┌────────
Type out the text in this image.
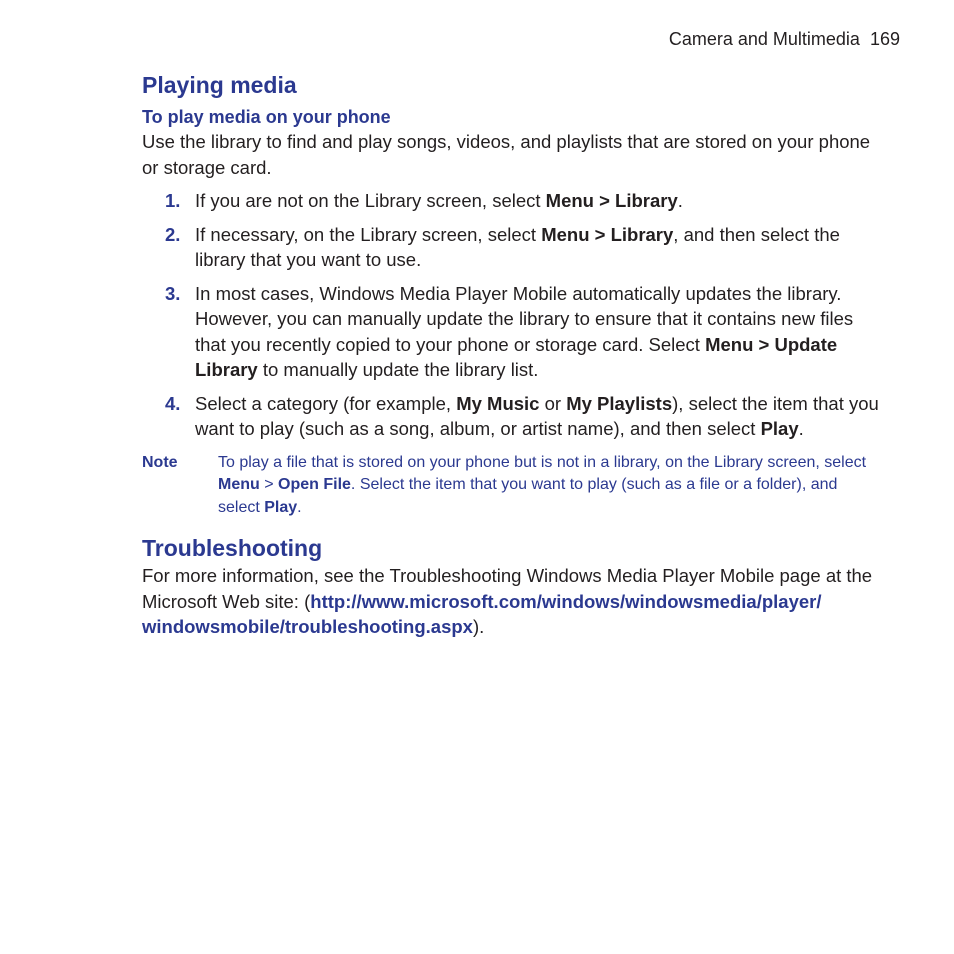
Camera and Multimedia 169
Playing media
To play media on your phone

Use the library to find and play songs, videos, and playlists that are stored on your phone or storage card.

1. If you are not on the Library screen, select Menu > Library.
2. If necessary, on the Library screen, select Menu > Library, and then select the library that you want to use.
3. In most cases, Windows Media Player Mobile automatically updates the library. However, you can manually update the library to ensure that it contains new files that you recently copied to your phone or storage card. Select Menu > Update Library to manually update the library list.
4. Select a category (for example, My Music or My Playlists), select the item that you want to play (such as a song, album, or artist name), and then select Play.
Note	To play a file that is stored on your phone but is not in a library, on the Library screen, select Menu > Open File. Select the item that you want to play (such as a file or a folder), and select Play.
Troubleshooting

For more information, see the Troubleshooting Windows Media Player Mobile page at the Microsoft Web site: (http://www.microsoft.com/windows/windowsmedia/player/windowsmobile/troubleshooting.aspx).
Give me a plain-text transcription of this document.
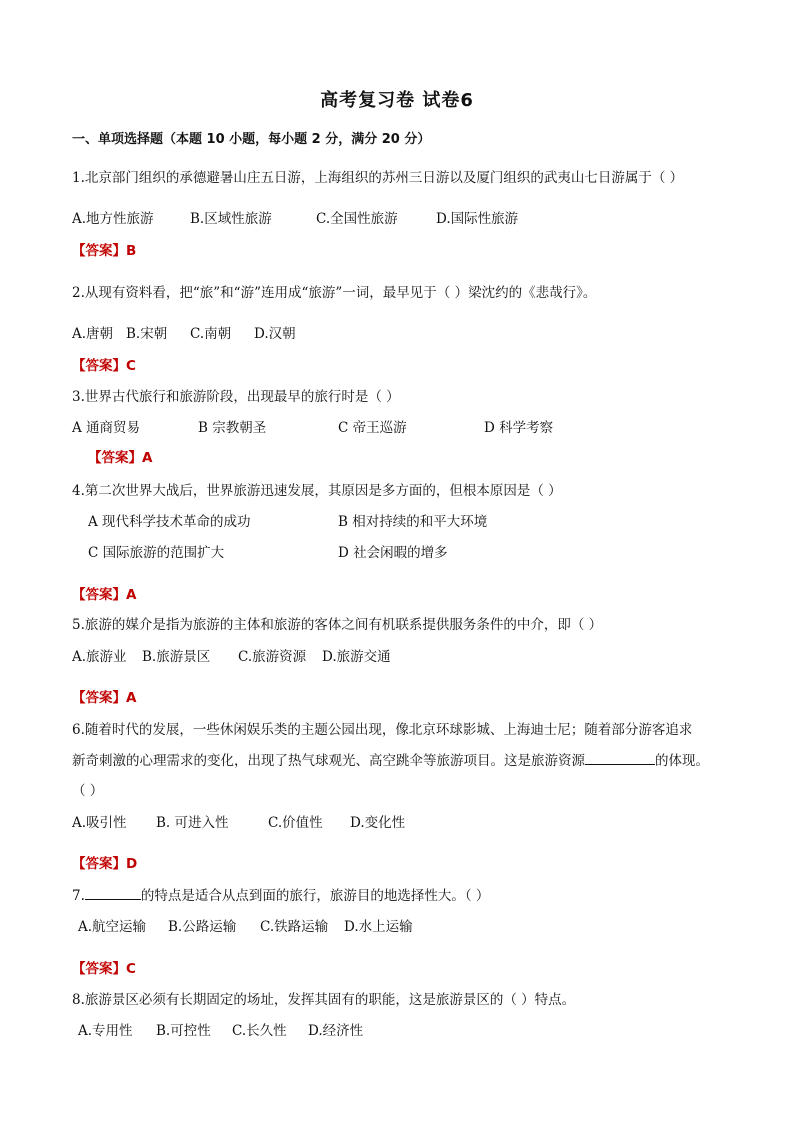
高考复习卷 试卷6
一、单项选择题（本题 10 小题，每小题 2 分，满分 20 分）
1.北京部门组织的承德避暑山庄五日游，上海组织的苏州三日游以及厦门组织的武夷山七日游属于（ ）
A.地方性旅游	B.区域性旅游	C.全国性旅游	D.国际性旅游
【答案】B
2.从现有资料看，把“旅”和“游”连用成“旅游”一词，最早见于（ ）梁沈约的《悲哉行》。
A.唐朝 B.宋朝 C.南朝 D.汉朝
【答案】C
3.世界古代旅行和旅游阶段，出现最早的旅行时是（ ）
A 通商贸易	B 宗教朝圣	C 帝王巡游	D 科学考察
【答案】A
4.第二次世界大战后，世界旅游迅速发展，其原因是多方面的，但根本原因是（ ）
A 现代科学技术革命的成功	B 相对持续的和平大环境
C 国际旅游的范围扩大	D 社会闲暇的增多
【答案】A
5.旅游的媒介是指为旅游的主体和旅游的客体之间有机联系提供服务条件的中介，即（ ）
A.旅游业 B.旅游景区 C.旅游资源 D.旅游交通
【答案】A
6.随着时代的发展，一些休闲娱乐类的主题公园出现，像北京环球影城、上海迪士尼；随着部分游客追求
新奇刺激的心理需求的变化，出现了热气球观光、高空跳伞等旅游项目。这是旅游资源	的体现。
（ ）
A.吸引性 B. 可进入性	C.价值性 D.变化性
【答案】D
7.	的特点是适合从点到面的旅行，旅游目的地选择性大。（ ）
A.航空运输 B.公路运输 C.铁路运输 D.水上运输
【答案】C
8.旅游景区必须有长期固定的场址，发挥其固有的职能，这是旅游景区的（ ）特点。
A.专用性 B.可控性 C.长久性 D.经济性
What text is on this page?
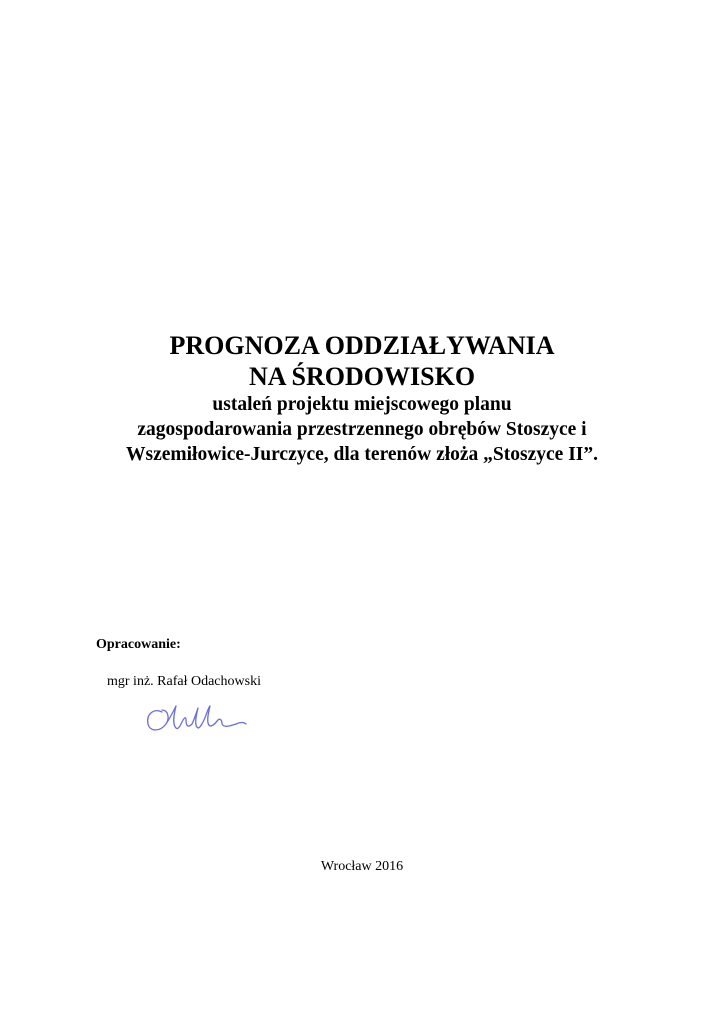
PROGNOZA ODDZIAŁYWANIA
NA ŚRODOWISKO
ustaleń projektu miejscowego planu
zagospodarowania przestrzennego obrębów Stoszyce i
Wszemiłowice-Jurczyce, dla terenów złoża „Stoszyce II”.
Opracowanie:
mgr inż. Rafał Odachowski
Wrocław 2016
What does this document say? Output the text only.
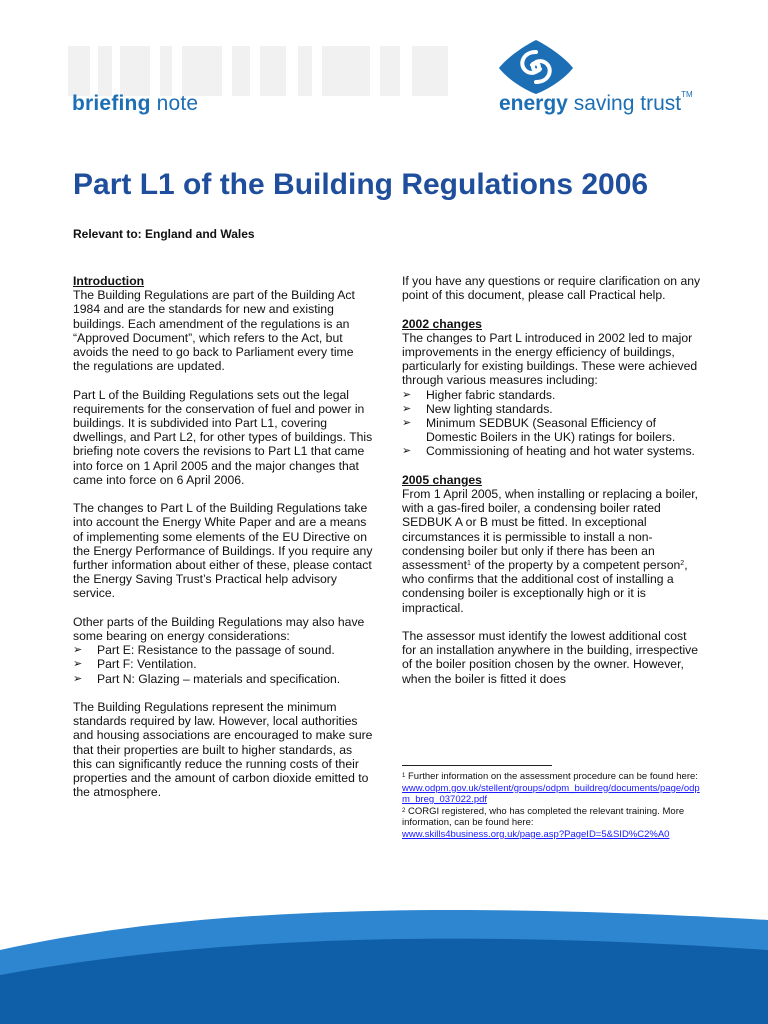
briefing note	energy saving trust™
Part L1 of the Building Regulations 2006
Relevant to: England and Wales
Introduction

The Building Regulations are part of the Building Act 1984 and are the standards for new and existing buildings. Each amendment of the regulations is an “Approved Document”, which refers to the Act, but avoids the need to go back to Parliament every time the regulations are updated.

Part L of the Building Regulations sets out the legal requirements for the conservation of fuel and power in buildings. It is subdivided into Part L1, covering dwellings, and Part L2, for other types of buildings. This briefing note covers the revisions to Part L1 that came into force on 1 April 2005 and the major changes that came into force on 6 April 2006.

The changes to Part L of the Building Regulations take into account the Energy White Paper and are a means of implementing some elements of the EU Directive on the Energy Performance of Buildings. If you require any further information about either of these, please contact the Energy Saving Trust’s Practical help advisory service.

Other parts of the Building Regulations may also have some bearing on energy considerations:

➢ Part E: Resistance to the passage of sound.
➢ Part F: Ventilation.
➢ Part N: Glazing – materials and specification.

The Building Regulations represent the minimum standards required by law. However, local authorities and housing associations are encouraged to make sure that their properties are built to higher standards, as this can significantly reduce the running costs of their properties and the amount of carbon dioxide emitted to the atmosphere.

If you have any questions or require clarification on any point of this document, please call Practical help.

2002 changes

The changes to Part L introduced in 2002 led to major improvements in the energy efficiency of buildings, particularly for existing buildings. These were achieved through various measures including:

➢ Higher fabric standards.
➢ New lighting standards.
➢ Minimum SEDBUK (Seasonal Efficiency of Domestic Boilers in the UK) ratings for boilers.
➢ Commissioning of heating and hot water systems.
2005 changes

From 1 April 2005, when installing or replacing a boiler, with a gas-fired boiler, a condensing boiler rated SEDBUK A or B must be fitted. In exceptional circumstances it is permissible to install a non-condensing boiler but only if there has been an assessment$^1$ of the property by a competent person$^2$, who confirms that the additional cost of installing a condensing boiler is exceptionally high or it is impractical.

The assessor must identify the lowest additional cost for an installation anywhere in the building, irrespective of the boiler position chosen by the owner. However, when the boiler is fitted it does

$^1$ Further information on the assessment procedure can be found here:
www.odpm.gov.uk/stellent/groups/odpm_buildreg/documents/page/odpm_breg_037022.pdf
$^2$ CORGI registered, who has completed the relevant training. More information, can be found here:
www.skills4business.org.uk/page.asp?PageID=5&SID%C2%A0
└────────
=== PROBLEM DETAILS ===
Output an exact copy of the material, with the pictures removed.

=== COMPLETED EXERCISE ===
Type out the text in this image.
Camera and Multimedia 169
Playing media
To play media on your phone

Use the library to find and play songs, videos, and playlists that are stored on your phone or storage card.

1. If you are not on the Library screen, select Menu > Library.
2. If necessary, on the Library screen, select Menu > Library, and then select the library that you want to use.
3. In most cases, Windows Media Player Mobile automatically updates the library. However, you can manually update the library to ensure that it contains new files that you recently copied to your phone or storage card. Select Menu > Update Library to manually update the library list.
4. Select a category (for example, My Music or My Playlists), select the item that you want to play (such as a song, album, or artist name), and then select Play.
Note	To play a file that is stored on your phone but is not in a library, on the Library screen, select Menu > Open File. Select the item that you want to play (such as a file or a folder), and select Play.
Troubleshooting

For more information, see the Troubleshooting Windows Media Player Mobile page at the Microsoft Web site: (http://www.microsoft.com/windows/windowsmedia/player/windowsmobile/troubleshooting.aspx).
Give me a plain-text transcription of this document.
高考复习卷 试卷6
一、单项选择题（本题 10 小题，每小题 2 分，满分 20 分）
1.北京部门组织的承德避暑山庄五日游，上海组织的苏州三日游以及厦门组织的武夷山七日游属于（ ）
A.地方性旅游	B.区域性旅游	C.全国性旅游	D.国际性旅游
【答案】B
2.从现有资料看，把“旅”和“游”连用成“旅游”一词，最早见于（ ）梁沈约的《悲哉行》。
A.唐朝 B.宋朝 C.南朝 D.汉朝
【答案】C
3.世界古代旅行和旅游阶段，出现最早的旅行时是（ ）
A 通商贸易	B 宗教朝圣	C 帝王巡游	D 科学考察
【答案】A
4.第二次世界大战后，世界旅游迅速发展，其原因是多方面的，但根本原因是（ ）
A 现代科学技术革命的成功	B 相对持续的和平大环境
C 国际旅游的范围扩大	D 社会闲暇的增多
【答案】A
5.旅游的媒介是指为旅游的主体和旅游的客体之间有机联系提供服务条件的中介，即（ ）
A.旅游业 B.旅游景区 C.旅游资源 D.旅游交通
【答案】A
6.随着时代的发展，一些休闲娱乐类的主题公园出现，像北京环球影城、上海迪士尼；随着部分游客追求
新奇刺激的心理需求的变化，出现了热气球观光、高空跳伞等旅游项目。这是旅游资源	的体现。
（ ）
A.吸引性 B. 可进入性	C.价值性 D.变化性
【答案】D
7.	的特点是适合从点到面的旅行，旅游目的地选择性大。（ ）
A.航空运输 B.公路运输 C.铁路运输 D.水上运输
【答案】C
8.旅游景区必须有长期固定的场址，发挥其固有的职能，这是旅游景区的（ ）特点。
A.专用性 B.可控性 C.长久性 D.经济性
What text is on this page?
PROGNOZA ODDZIAŁYWANIA
NA ŚRODOWISKO
ustaleń projektu miejscowego planu
zagospodarowania przestrzennego obrębów Stoszyce i
Wszemiłowice-Jurczyce, dla terenów złoża „Stoszyce II”.
Opracowanie:
mgr inż. Rafał Odachowski
Wrocław 2016
What does this document say? Output the text only.
briefing note	energy saving trust™
Part L1 of the Building Regulations 2006
Relevant to: England and Wales
Introduction

The Building Regulations are part of the Building Act 1984 and are the standards for new and existing buildings. Each amendment of the regulations is an “Approved Document”, which refers to the Act, but avoids the need to go back to Parliament every time the regulations are updated.

Part L of the Building Regulations sets out the legal requirements for the conservation of fuel and power in buildings. It is subdivided into Part L1, covering dwellings, and Part L2, for other types of buildings. This briefing note covers the revisions to Part L1 that came into force on 1 April 2005 and the major changes that came into force on 6 April 2006.

The changes to Part L of the Building Regulations take into account the Energy White Paper and are a means of implementing some elements of the EU Directive on the Energy Performance of Buildings. If you require any further information about either of these, please contact the Energy Saving Trust’s Practical help advisory service.

Other parts of the Building Regulations may also have some bearing on energy considerations:

➢ Part E: Resistance to the passage of sound.
➢ Part F: Ventilation.
➢ Part N: Glazing – materials and specification.

The Building Regulations represent the minimum standards required by law. However, local authorities and housing associations are encouraged to make sure that their properties are built to higher standards, as this can significantly reduce the running costs of their properties and the amount of carbon dioxide emitted to the atmosphere.

If you have any questions or require clarification on any point of this document, please call Practical help.

2002 changes

The changes to Part L introduced in 2002 led to major improvements in the energy efficiency of buildings, particularly for existing buildings. These were achieved through various measures including:

➢ Higher fabric standards.
➢ New lighting standards.
➢ Minimum SEDBUK (Seasonal Efficiency of Domestic Boilers in the UK) ratings for boilers.
➢ Commissioning of heating and hot water systems.
2005 changes

From 1 April 2005, when installing or replacing a boiler, with a gas-fired boiler, a condensing boiler rated SEDBUK A or B must be fitted. In exceptional circumstances it is permissible to install a non-condensing boiler but only if there has been an assessment$^1$ of the property by a competent person$^2$, who confirms that the additional cost of installing a condensing boiler is exceptionally high or it is impractical.

The assessor must identify the lowest additional cost for an installation anywhere in the building, irrespective of the boiler position chosen by the owner. However, when the boiler is fitted it does

$^1$ Further information on the assessment procedure can be found here:
www.odpm.gov.uk/stellent/groups/odpm_buildreg/documents/page/odpm_breg_037022.pdf
$^2$ CORGI registered, who has completed the relevant training. More information, can be found here:
www.skills4business.org.uk/page.asp?PageID=5&SID%C2%A0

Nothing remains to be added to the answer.